(Dataset entries)
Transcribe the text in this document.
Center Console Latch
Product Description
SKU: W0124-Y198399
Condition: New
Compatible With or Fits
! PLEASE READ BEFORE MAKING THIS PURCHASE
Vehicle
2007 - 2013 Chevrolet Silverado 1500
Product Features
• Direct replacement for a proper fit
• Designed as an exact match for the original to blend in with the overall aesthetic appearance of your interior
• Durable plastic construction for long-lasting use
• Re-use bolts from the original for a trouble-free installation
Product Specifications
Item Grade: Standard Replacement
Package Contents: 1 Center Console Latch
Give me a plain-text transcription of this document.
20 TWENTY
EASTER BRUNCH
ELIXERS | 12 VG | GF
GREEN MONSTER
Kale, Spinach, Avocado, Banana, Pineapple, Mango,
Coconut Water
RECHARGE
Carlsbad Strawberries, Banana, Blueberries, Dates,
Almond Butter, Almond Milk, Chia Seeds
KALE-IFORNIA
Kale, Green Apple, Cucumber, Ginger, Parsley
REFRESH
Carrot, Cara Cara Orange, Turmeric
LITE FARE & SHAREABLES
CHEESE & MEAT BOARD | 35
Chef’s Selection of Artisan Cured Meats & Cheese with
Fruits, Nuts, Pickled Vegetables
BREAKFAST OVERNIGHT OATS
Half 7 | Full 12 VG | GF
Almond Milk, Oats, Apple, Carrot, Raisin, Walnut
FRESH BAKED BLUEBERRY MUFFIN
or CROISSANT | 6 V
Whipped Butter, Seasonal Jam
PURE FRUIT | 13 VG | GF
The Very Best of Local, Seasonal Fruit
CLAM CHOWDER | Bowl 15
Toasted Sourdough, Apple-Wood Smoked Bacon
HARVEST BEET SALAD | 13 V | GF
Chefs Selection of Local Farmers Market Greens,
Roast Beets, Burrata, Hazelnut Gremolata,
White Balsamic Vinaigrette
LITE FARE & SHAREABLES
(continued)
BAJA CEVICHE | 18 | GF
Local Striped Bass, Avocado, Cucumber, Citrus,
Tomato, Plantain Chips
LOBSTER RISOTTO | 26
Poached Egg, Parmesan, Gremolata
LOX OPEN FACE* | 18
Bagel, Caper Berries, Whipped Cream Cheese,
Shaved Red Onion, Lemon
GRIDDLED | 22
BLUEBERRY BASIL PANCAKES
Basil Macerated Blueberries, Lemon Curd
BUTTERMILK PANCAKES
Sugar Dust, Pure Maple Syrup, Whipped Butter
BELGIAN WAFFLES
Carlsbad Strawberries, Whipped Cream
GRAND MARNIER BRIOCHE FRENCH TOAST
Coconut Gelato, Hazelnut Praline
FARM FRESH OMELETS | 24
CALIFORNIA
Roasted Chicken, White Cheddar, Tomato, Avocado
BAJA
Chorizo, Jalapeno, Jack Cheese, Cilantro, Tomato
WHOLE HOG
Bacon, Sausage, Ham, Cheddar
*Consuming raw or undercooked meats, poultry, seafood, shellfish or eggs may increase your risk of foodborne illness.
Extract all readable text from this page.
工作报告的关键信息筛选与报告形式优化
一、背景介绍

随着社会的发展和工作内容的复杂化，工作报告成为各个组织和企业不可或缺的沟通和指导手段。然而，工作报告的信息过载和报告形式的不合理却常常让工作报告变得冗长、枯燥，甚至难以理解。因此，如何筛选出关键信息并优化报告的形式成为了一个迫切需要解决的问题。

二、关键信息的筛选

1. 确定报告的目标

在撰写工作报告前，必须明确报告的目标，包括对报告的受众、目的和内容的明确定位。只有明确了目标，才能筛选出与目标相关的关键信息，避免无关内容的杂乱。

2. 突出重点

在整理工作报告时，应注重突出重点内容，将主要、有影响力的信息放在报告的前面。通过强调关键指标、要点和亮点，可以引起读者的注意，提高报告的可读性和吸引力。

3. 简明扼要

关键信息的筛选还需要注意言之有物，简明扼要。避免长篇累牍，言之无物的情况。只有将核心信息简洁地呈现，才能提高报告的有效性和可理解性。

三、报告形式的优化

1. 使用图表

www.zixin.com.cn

*Exercise task*
Repeat all entries. Match them exactly.

*Output for this task*
Transcribe the text in this document.
Center Console Latch
Product Description
SKU: W0124-Y198399
Condition: New
Compatible With or Fits
! PLEASE READ BEFORE MAKING THIS PURCHASE
Vehicle
2007 - 2013 Chevrolet Silverado 1500
Product Features
• Direct replacement for a proper fit
• Designed as an exact match for the original to blend in with the overall aesthetic appearance of your interior
• Durable plastic construction for long-lasting use
• Re-use bolts from the original for a trouble-free installation
Product Specifications
Item Grade: Standard Replacement
Package Contents: 1 Center Console Latch
Give me a plain-text transcription of this document.
20 TWENTY
EASTER BRUNCH
ELIXERS | 12 VG | GF
GREEN MONSTER
Kale, Spinach, Avocado, Banana, Pineapple, Mango,
Coconut Water
RECHARGE
Carlsbad Strawberries, Banana, Blueberries, Dates,
Almond Butter, Almond Milk, Chia Seeds
KALE-IFORNIA
Kale, Green Apple, Cucumber, Ginger, Parsley
REFRESH
Carrot, Cara Cara Orange, Turmeric
LITE FARE & SHAREABLES
CHEESE & MEAT BOARD | 35
Chef’s Selection of Artisan Cured Meats & Cheese with
Fruits, Nuts, Pickled Vegetables
BREAKFAST OVERNIGHT OATS
Half 7 | Full 12 VG | GF
Almond Milk, Oats, Apple, Carrot, Raisin, Walnut
FRESH BAKED BLUEBERRY MUFFIN
or CROISSANT | 6 V
Whipped Butter, Seasonal Jam
PURE FRUIT | 13 VG | GF
The Very Best of Local, Seasonal Fruit
CLAM CHOWDER | Bowl 15
Toasted Sourdough, Apple-Wood Smoked Bacon
HARVEST BEET SALAD | 13 V | GF
Chefs Selection of Local Farmers Market Greens,
Roast Beets, Burrata, Hazelnut Gremolata,
White Balsamic Vinaigrette
LITE FARE & SHAREABLES
(continued)
BAJA CEVICHE | 18 | GF
Local Striped Bass, Avocado, Cucumber, Citrus,
Tomato, Plantain Chips
LOBSTER RISOTTO | 26
Poached Egg, Parmesan, Gremolata
LOX OPEN FACE* | 18
Bagel, Caper Berries, Whipped Cream Cheese,
Shaved Red Onion, Lemon
GRIDDLED | 22
BLUEBERRY BASIL PANCAKES
Basil Macerated Blueberries, Lemon Curd
BUTTERMILK PANCAKES
Sugar Dust, Pure Maple Syrup, Whipped Butter
BELGIAN WAFFLES
Carlsbad Strawberries, Whipped Cream
GRAND MARNIER BRIOCHE FRENCH TOAST
Coconut Gelato, Hazelnut Praline
FARM FRESH OMELETS | 24
CALIFORNIA
Roasted Chicken, White Cheddar, Tomato, Avocado
BAJA
Chorizo, Jalapeno, Jack Cheese, Cilantro, Tomato
WHOLE HOG
Bacon, Sausage, Ham, Cheddar
*Consuming raw or undercooked meats, poultry, seafood, shellfish or eggs may increase your risk of foodborne illness.
Extract all readable text from this page.
工作报告的关键信息筛选与报告形式优化
一、背景介绍

随着社会的发展和工作内容的复杂化，工作报告成为各个组织和企业不可或缺的沟通和指导手段。然而，工作报告的信息过载和报告形式的不合理却常常让工作报告变得冗长、枯燥，甚至难以理解。因此，如何筛选出关键信息并优化报告的形式成为了一个迫切需要解决的问题。

二、关键信息的筛选

1. 确定报告的目标

在撰写工作报告前，必须明确报告的目标，包括对报告的受众、目的和内容的明确定位。只有明确了目标，才能筛选出与目标相关的关键信息，避免无关内容的杂乱。

2. 突出重点

在整理工作报告时，应注重突出重点内容，将主要、有影响力的信息放在报告的前面。通过强调关键指标、要点和亮点，可以引起读者的注意，提高报告的可读性和吸引力。

3. 简明扼要

关键信息的筛选还需要注意言之有物，简明扼要。避免长篇累牍，言之无物的情况。只有将核心信息简洁地呈现，才能提高报告的有效性和可理解性。

三、报告形式的优化

1. 使用图表

www.zixin.com.cn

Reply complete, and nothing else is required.